What you will do
Isolate every line in the data with the string "JSON" and copy it.

Records about charts and figures
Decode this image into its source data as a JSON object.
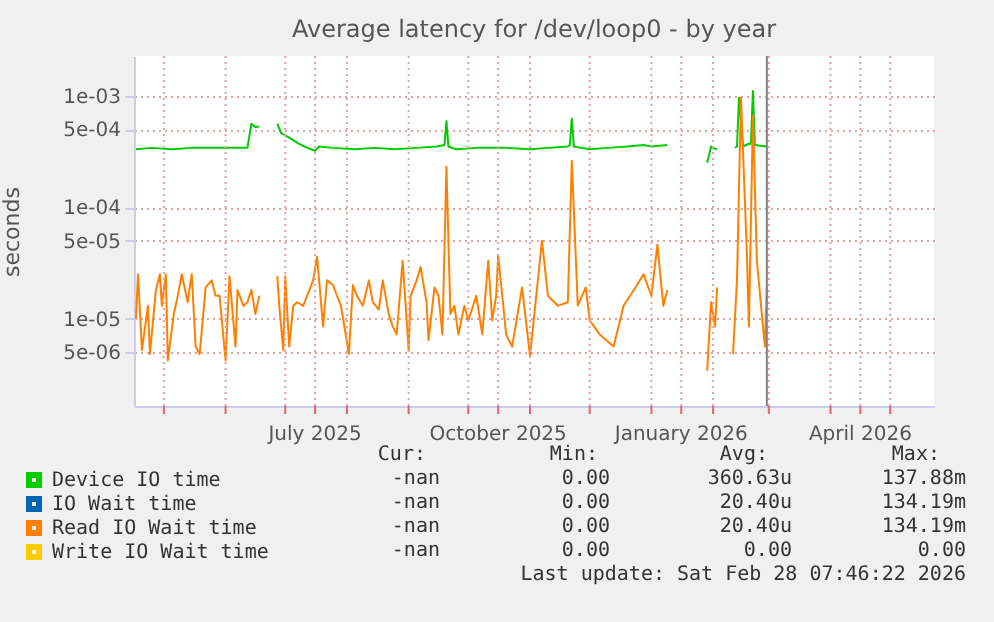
{
  "chart_data": {
    "type": "line",
    "title": "Average latency for /dev/loop0 - by year",
    "ylabel": "seconds",
    "log": "y",
    "grid": true,
    "legend": "bottom left",
    "xlim": [
      "2025-04-16",
      "2026-05-23"
    ],
    "xticks": [
      {
        "value": "2025-05-01",
        "label": null
      },
      {
        "value": "2025-06-01",
        "label": null
      },
      {
        "value": "2025-07-01",
        "label": null
      },
      {
        "value": "2025-07-16",
        "label": "July 2025"
      },
      {
        "value": "2025-08-01",
        "label": null
      },
      {
        "value": "2025-09-01",
        "label": null
      },
      {
        "value": "2025-10-01",
        "label": null
      },
      {
        "value": "2025-10-16",
        "label": "October 2025"
      },
      {
        "value": "2025-11-01",
        "label": null
      },
      {
        "value": "2025-12-01",
        "label": null
      },
      {
        "value": "2026-01-01",
        "label": null
      },
      {
        "value": "2026-01-16",
        "label": "January 2026"
      },
      {
        "value": "2026-02-01",
        "label": null
      },
      {
        "value": "2026-03-01",
        "label": null
      },
      {
        "value": "2026-04-01",
        "label": null
      },
      {
        "value": "2026-04-16",
        "label": "April 2026"
      },
      {
        "value": "2026-05-01",
        "label": null
      }
    ],
    "ylim": [
      1.64e-06,
      0.00227
    ],
    "yticks": [
      {
        "value": 5e-06,
        "label": "5e-06"
      },
      {
        "value": 1e-05,
        "label": "1e-05"
      },
      {
        "value": 5e-05,
        "label": "5e-05"
      },
      {
        "value": 0.0001,
        "label": "1e-04"
      },
      {
        "value": 0.0005,
        "label": "5e-04"
      },
      {
        "value": 0.001,
        "label": "1e-03"
      }
    ],
    "ref_lines": [
      {
        "axis": "x",
        "value": "2026-02-28",
        "color": "#808080"
      }
    ],
    "series": [
      {
        "name": "Device IO time",
        "color": "#00cc00",
        "x": [
          "2025-04-17",
          "2025-04-25",
          "2025-05-05",
          "2025-05-15",
          "2025-05-25",
          "2025-06-05",
          "2025-06-12",
          "2025-06-14",
          "2025-06-16",
          "2025-06-18",
          "2025-06-21",
          "2025-06-27",
          "2025-06-29",
          "2025-07-03",
          "2025-07-08",
          "2025-07-12",
          "2025-07-16",
          "2025-07-18",
          "2025-07-25",
          "2025-08-05",
          "2025-08-15",
          "2025-08-25",
          "2025-09-05",
          "2025-09-15",
          "2025-09-19",
          "2025-09-20",
          "2025-09-21",
          "2025-09-25",
          "2025-10-05",
          "2025-10-20",
          "2025-11-01",
          "2025-11-10",
          "2025-11-20",
          "2025-11-21",
          "2025-11-22",
          "2025-11-23",
          "2025-12-01",
          "2025-12-10",
          "2025-12-20",
          "2025-12-28",
          "2026-01-01",
          "2026-01-09",
          "2026-01-15",
          "2026-01-29",
          "2026-01-31",
          "2026-02-01",
          "2026-02-03",
          "2026-02-06",
          "2026-02-12",
          "2026-02-13",
          "2026-02-14",
          "2026-02-16",
          "2026-02-19",
          "2026-02-20",
          "2026-02-21",
          "2026-02-22",
          "2026-02-28"
        ],
        "values": [
          0.00033,
          0.00034,
          0.00033,
          0.00034,
          0.00034,
          0.00034,
          0.00034,
          0.00056,
          0.00052,
          0.00053,
          null,
          0.00056,
          0.00046,
          0.00042,
          0.00037,
          0.00034,
          0.00032,
          0.00035,
          0.00034,
          0.00033,
          0.00034,
          0.00033,
          0.00034,
          0.00035,
          0.00036,
          0.00059,
          0.00035,
          0.00033,
          0.00034,
          0.00034,
          0.00033,
          0.00034,
          0.00035,
          0.00036,
          0.00062,
          0.00035,
          0.00033,
          0.00034,
          0.00035,
          0.00036,
          0.00035,
          0.00036,
          null,
          0.00025,
          0.00035,
          0.00034,
          0.00033,
          null,
          0.00034,
          0.00035,
          0.00096,
          0.00035,
          0.00037,
          0.00037,
          0.0011,
          0.00036,
          0.00035
        ]
      },
      {
        "name": "IO Wait time",
        "color": "#0066b3"
      },
      {
        "name": "Read IO Wait time",
        "color": "#ff8000",
        "x": [
          "2025-04-17",
          "2025-04-18",
          "2025-04-20",
          "2025-04-23",
          "2025-04-24",
          "2025-04-27",
          "2025-04-29",
          "2025-04-30",
          "2025-05-02",
          "2025-05-03",
          "2025-05-06",
          "2025-05-08",
          "2025-05-10",
          "2025-05-13",
          "2025-05-15",
          "2025-05-17",
          "2025-05-19",
          "2025-05-22",
          "2025-05-25",
          "2025-05-27",
          "2025-05-29",
          "2025-06-01",
          "2025-06-03",
          "2025-06-06",
          "2025-06-07",
          "2025-06-10",
          "2025-06-12",
          "2025-06-14",
          "2025-06-16",
          "2025-06-18",
          "2025-06-21",
          "2025-06-27",
          "2025-06-28",
          "2025-06-30",
          "2025-07-01",
          "2025-07-03",
          "2025-07-05",
          "2025-07-07",
          "2025-07-10",
          "2025-07-12",
          "2025-07-15",
          "2025-07-17",
          "2025-07-20",
          "2025-07-22",
          "2025-07-25",
          "2025-07-27",
          "2025-07-29",
          "2025-08-02",
          "2025-08-04",
          "2025-08-06",
          "2025-08-09",
          "2025-08-12",
          "2025-08-14",
          "2025-08-17",
          "2025-08-19",
          "2025-08-22",
          "2025-08-24",
          "2025-08-26",
          "2025-08-29",
          "2025-09-01",
          "2025-09-02",
          "2025-09-05",
          "2025-09-07",
          "2025-09-10",
          "2025-09-11",
          "2025-09-14",
          "2025-09-16",
          "2025-09-18",
          "2025-09-20",
          "2025-09-22",
          "2025-09-24",
          "2025-09-26",
          "2025-09-29",
          "2025-10-01",
          "2025-10-05",
          "2025-10-08",
          "2025-10-11",
          "2025-10-13",
          "2025-10-15",
          "2025-10-16",
          "2025-10-20",
          "2025-10-23",
          "2025-10-28",
          "2025-11-01",
          "2025-11-07",
          "2025-11-10",
          "2025-11-15",
          "2025-11-20",
          "2025-11-22",
          "2025-11-25",
          "2025-11-29",
          "2025-12-01",
          "2025-12-06",
          "2025-12-13",
          "2025-12-18",
          "2025-12-24",
          "2025-12-28",
          "2026-01-01",
          "2026-01-04",
          "2026-01-07",
          "2026-01-09",
          "2026-01-15",
          "2026-01-29",
          "2026-01-31",
          "2026-02-02",
          "2026-02-03",
          "2026-02-05",
          "2026-02-11",
          "2026-02-13",
          "2026-02-15",
          "2026-02-18",
          "2026-02-19",
          "2026-02-21",
          "2026-02-23",
          "2026-02-27",
          "2026-02-28"
        ],
        "values": [
          1e-05,
          2.5e-05,
          5.2e-06,
          1.3e-05,
          4.8e-06,
          1.8e-05,
          2.5e-05,
          1.3e-05,
          2.5e-05,
          4.2e-06,
          1.1e-05,
          1.6e-05,
          2.5e-05,
          1.4e-05,
          2.5e-05,
          5.6e-06,
          4.8e-06,
          1.9e-05,
          2.2e-05,
          1.6e-05,
          1.6e-05,
          4.2e-06,
          2.4e-05,
          5.6e-06,
          1.8e-05,
          1.3e-05,
          1.4e-05,
          1.8e-05,
          1.1e-05,
          1.6e-05,
          null,
          2.4e-05,
          1.3e-05,
          5.2e-06,
          2.4e-05,
          5.6e-06,
          1.3e-05,
          1.4e-05,
          1.3e-05,
          1.6e-05,
          2.2e-05,
          3.6e-05,
          8.5e-06,
          2.2e-05,
          2e-05,
          1.6e-05,
          1.3e-05,
          4.8e-06,
          2e-05,
          1.6e-05,
          1.3e-05,
          2.2e-05,
          1.4e-05,
          1.2e-05,
          2.2e-05,
          1.1e-05,
          8.5e-06,
          7.2e-06,
          3.3e-05,
          5.2e-06,
          1.6e-05,
          2.2e-05,
          2.9e-05,
          1.4e-05,
          6.4e-06,
          1.9e-05,
          1.6e-05,
          7.2e-06,
          0.00023,
          1.1e-05,
          1.3e-05,
          7.2e-06,
          1.3e-05,
          9.6e-06,
          1.6e-05,
          7.2e-06,
          3.3e-05,
          9.6e-06,
          1.6e-05,
          3.7e-05,
          7.2e-06,
          5.6e-06,
          1.9e-05,
          4.6e-06,
          5e-05,
          1.6e-05,
          1.3e-05,
          1.4e-05,
          0.00026,
          1.3e-05,
          1.9e-05,
          9.6e-06,
          7.2e-06,
          5.6e-06,
          1.3e-05,
          1.9e-05,
          2.5e-05,
          1.6e-05,
          4.6e-05,
          1.3e-05,
          1.8e-05,
          null,
          3.4e-06,
          1.4e-05,
          8.5e-06,
          1.9e-05,
          null,
          4.8e-06,
          2.2e-05,
          0.00096,
          3.7e-05,
          8.5e-06,
          0.00066,
          3.3e-05,
          5.6e-06,
          1.9e-05
        ]
      },
      {
        "name": "Write IO Wait time",
        "color": "#ffcc00"
      }
    ],
    "annotations": [
      "Cur:",
      "Min:",
      "Avg:",
      "Max:",
      "-nan",
      "0.00",
      "360.63u",
      "137.88m",
      "-nan",
      "0.00",
      "20.40u",
      "134.19m",
      "-nan",
      "0.00",
      "20.40u",
      "134.19m",
      "-nan",
      "0.00",
      "0.00",
      "0.00",
      "Last update: Sat Feb 28 07:46:22 2026"
    ]
  }
}
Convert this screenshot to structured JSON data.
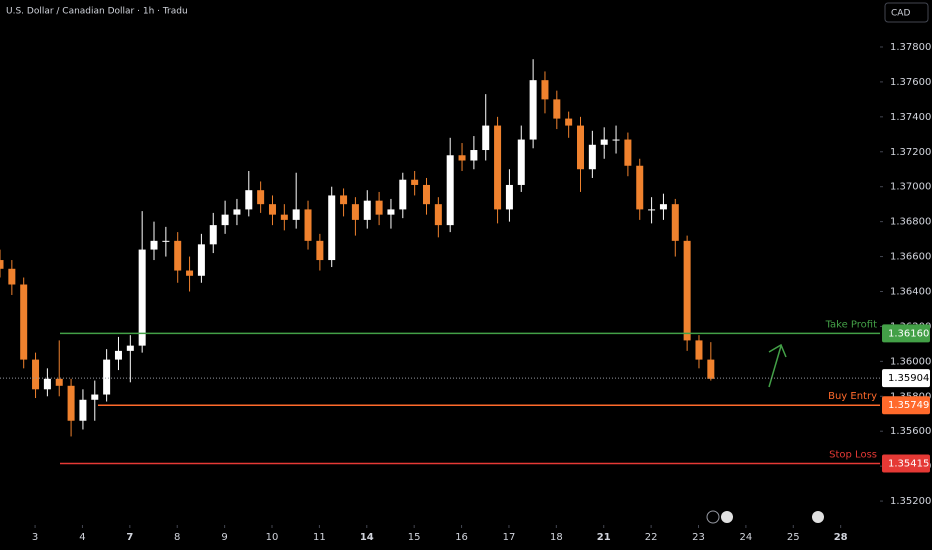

Answer for this exercise
Decode this image into its source data as a JSON object.
Convert this screenshot to structured JSON data.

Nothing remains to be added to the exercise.